#### TO BE DONE
Transcribe the entries below exactly.

[Start of RAW DATA]

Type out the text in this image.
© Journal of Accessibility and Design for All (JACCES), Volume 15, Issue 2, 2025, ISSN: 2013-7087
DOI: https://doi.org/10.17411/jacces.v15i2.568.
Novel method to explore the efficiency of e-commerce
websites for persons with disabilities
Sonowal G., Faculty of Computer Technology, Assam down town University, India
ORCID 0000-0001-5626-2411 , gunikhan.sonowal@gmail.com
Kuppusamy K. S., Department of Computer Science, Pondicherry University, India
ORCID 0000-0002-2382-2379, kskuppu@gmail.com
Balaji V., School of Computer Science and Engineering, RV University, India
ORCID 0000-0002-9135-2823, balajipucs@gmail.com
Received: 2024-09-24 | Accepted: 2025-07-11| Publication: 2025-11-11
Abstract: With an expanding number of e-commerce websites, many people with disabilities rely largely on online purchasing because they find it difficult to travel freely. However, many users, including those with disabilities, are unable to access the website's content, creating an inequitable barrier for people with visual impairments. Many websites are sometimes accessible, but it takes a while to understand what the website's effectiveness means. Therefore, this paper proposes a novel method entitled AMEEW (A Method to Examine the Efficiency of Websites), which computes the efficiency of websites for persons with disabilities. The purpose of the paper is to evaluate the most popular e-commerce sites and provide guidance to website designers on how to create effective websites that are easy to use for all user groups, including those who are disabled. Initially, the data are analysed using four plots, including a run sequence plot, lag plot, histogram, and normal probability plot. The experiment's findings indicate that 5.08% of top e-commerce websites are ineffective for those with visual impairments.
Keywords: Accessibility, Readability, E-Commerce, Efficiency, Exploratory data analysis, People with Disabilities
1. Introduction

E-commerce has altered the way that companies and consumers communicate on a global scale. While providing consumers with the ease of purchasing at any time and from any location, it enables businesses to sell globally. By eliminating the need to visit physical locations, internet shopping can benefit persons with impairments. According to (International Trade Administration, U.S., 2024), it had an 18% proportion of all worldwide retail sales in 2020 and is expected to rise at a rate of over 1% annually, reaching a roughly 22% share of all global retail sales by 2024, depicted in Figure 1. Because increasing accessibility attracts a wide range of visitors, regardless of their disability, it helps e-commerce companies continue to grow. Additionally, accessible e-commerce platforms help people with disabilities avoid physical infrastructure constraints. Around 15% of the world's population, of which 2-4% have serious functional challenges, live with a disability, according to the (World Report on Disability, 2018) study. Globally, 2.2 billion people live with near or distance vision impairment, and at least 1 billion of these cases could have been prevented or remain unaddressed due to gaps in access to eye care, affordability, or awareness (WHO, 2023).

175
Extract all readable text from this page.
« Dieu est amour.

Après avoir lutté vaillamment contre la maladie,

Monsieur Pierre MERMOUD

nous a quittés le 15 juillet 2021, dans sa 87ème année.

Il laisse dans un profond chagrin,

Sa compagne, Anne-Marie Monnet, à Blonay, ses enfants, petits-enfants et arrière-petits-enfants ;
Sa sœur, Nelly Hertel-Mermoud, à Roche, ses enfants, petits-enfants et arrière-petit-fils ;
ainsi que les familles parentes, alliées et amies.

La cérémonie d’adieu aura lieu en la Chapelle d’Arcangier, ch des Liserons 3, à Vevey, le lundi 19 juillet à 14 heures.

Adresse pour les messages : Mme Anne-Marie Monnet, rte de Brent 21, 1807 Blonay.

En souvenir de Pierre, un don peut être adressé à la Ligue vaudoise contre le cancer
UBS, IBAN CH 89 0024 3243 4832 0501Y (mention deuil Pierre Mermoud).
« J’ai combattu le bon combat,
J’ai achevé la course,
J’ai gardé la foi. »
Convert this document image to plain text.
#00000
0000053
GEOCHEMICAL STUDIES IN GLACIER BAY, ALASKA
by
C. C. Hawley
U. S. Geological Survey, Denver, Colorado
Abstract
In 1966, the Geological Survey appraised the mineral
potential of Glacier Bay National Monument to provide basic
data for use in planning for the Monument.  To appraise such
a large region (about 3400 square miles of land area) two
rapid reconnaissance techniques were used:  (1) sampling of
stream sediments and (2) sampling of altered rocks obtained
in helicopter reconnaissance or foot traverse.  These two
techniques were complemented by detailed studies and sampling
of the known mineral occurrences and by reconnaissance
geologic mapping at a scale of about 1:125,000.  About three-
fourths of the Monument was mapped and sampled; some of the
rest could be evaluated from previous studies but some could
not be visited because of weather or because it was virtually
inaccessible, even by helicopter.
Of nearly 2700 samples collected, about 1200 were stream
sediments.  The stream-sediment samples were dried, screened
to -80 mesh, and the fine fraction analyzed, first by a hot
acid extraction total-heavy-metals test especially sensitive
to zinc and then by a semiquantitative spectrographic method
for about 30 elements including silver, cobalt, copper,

[End of RAW DATA]

#### SOLUTION FOR THIS EXERCISE
Type out the text in this image.
© Journal of Accessibility and Design for All (JACCES), Volume 15, Issue 2, 2025, ISSN: 2013-7087
DOI: https://doi.org/10.17411/jacces.v15i2.568.
Novel method to explore the efficiency of e-commerce
websites for persons with disabilities
Sonowal G., Faculty of Computer Technology, Assam down town University, India
ORCID 0000-0001-5626-2411 , gunikhan.sonowal@gmail.com
Kuppusamy K. S., Department of Computer Science, Pondicherry University, India
ORCID 0000-0002-2382-2379, kskuppu@gmail.com
Balaji V., School of Computer Science and Engineering, RV University, India
ORCID 0000-0002-9135-2823, balajipucs@gmail.com
Received: 2024-09-24 | Accepted: 2025-07-11| Publication: 2025-11-11
Abstract: With an expanding number of e-commerce websites, many people with disabilities rely largely on online purchasing because they find it difficult to travel freely. However, many users, including those with disabilities, are unable to access the website's content, creating an inequitable barrier for people with visual impairments. Many websites are sometimes accessible, but it takes a while to understand what the website's effectiveness means. Therefore, this paper proposes a novel method entitled AMEEW (A Method to Examine the Efficiency of Websites), which computes the efficiency of websites for persons with disabilities. The purpose of the paper is to evaluate the most popular e-commerce sites and provide guidance to website designers on how to create effective websites that are easy to use for all user groups, including those who are disabled. Initially, the data are analysed using four plots, including a run sequence plot, lag plot, histogram, and normal probability plot. The experiment's findings indicate that 5.08% of top e-commerce websites are ineffective for those with visual impairments.
Keywords: Accessibility, Readability, E-Commerce, Efficiency, Exploratory data analysis, People with Disabilities
1. Introduction

E-commerce has altered the way that companies and consumers communicate on a global scale. While providing consumers with the ease of purchasing at any time and from any location, it enables businesses to sell globally. By eliminating the need to visit physical locations, internet shopping can benefit persons with impairments. According to (International Trade Administration, U.S., 2024), it had an 18% proportion of all worldwide retail sales in 2020 and is expected to rise at a rate of over 1% annually, reaching a roughly 22% share of all global retail sales by 2024, depicted in Figure 1. Because increasing accessibility attracts a wide range of visitors, regardless of their disability, it helps e-commerce companies continue to grow. Additionally, accessible e-commerce platforms help people with disabilities avoid physical infrastructure constraints. Around 15% of the world's population, of which 2-4% have serious functional challenges, live with a disability, according to the (World Report on Disability, 2018) study. Globally, 2.2 billion people live with near or distance vision impairment, and at least 1 billion of these cases could have been prevented or remain unaddressed due to gaps in access to eye care, affordability, or awareness (WHO, 2023).

175
Extract all readable text from this page.
« Dieu est amour.

Après avoir lutté vaillamment contre la maladie,

Monsieur Pierre MERMOUD

nous a quittés le 15 juillet 2021, dans sa 87ème année.

Il laisse dans un profond chagrin,

Sa compagne, Anne-Marie Monnet, à Blonay, ses enfants, petits-enfants et arrière-petits-enfants ;
Sa sœur, Nelly Hertel-Mermoud, à Roche, ses enfants, petits-enfants et arrière-petit-fils ;
ainsi que les familles parentes, alliées et amies.

La cérémonie d’adieu aura lieu en la Chapelle d’Arcangier, ch des Liserons 3, à Vevey, le lundi 19 juillet à 14 heures.

Adresse pour les messages : Mme Anne-Marie Monnet, rte de Brent 21, 1807 Blonay.

En souvenir de Pierre, un don peut être adressé à la Ligue vaudoise contre le cancer
UBS, IBAN CH 89 0024 3243 4832 0501Y (mention deuil Pierre Mermoud).
« J’ai combattu le bon combat,
J’ai achevé la course,
J’ai gardé la foi. »
Convert this document image to plain text.
#00000
0000053
GEOCHEMICAL STUDIES IN GLACIER BAY, ALASKA
by
C. C. Hawley
U. S. Geological Survey, Denver, Colorado
Abstract
In 1966, the Geological Survey appraised the mineral
potential of Glacier Bay National Monument to provide basic
data for use in planning for the Monument.  To appraise such
a large region (about 3400 square miles of land area) two
rapid reconnaissance techniques were used:  (1) sampling of
stream sediments and (2) sampling of altered rocks obtained
in helicopter reconnaissance or foot traverse.  These two
techniques were complemented by detailed studies and sampling
of the known mineral occurrences and by reconnaissance
geologic mapping at a scale of about 1:125,000.  About three-
fourths of the Monument was mapped and sampled; some of the
rest could be evaluated from previous studies but some could
not be visited because of weather or because it was virtually
inaccessible, even by helicopter.
Of nearly 2700 samples collected, about 1200 were stream
sediments.  The stream-sediment samples were dried, screened
to -80 mesh, and the fine fraction analyzed, first by a hot
acid extraction total-heavy-metals test especially sensitive
to zinc and then by a semiquantitative spectrographic method
for about 30 elements including silver, cobalt, copper,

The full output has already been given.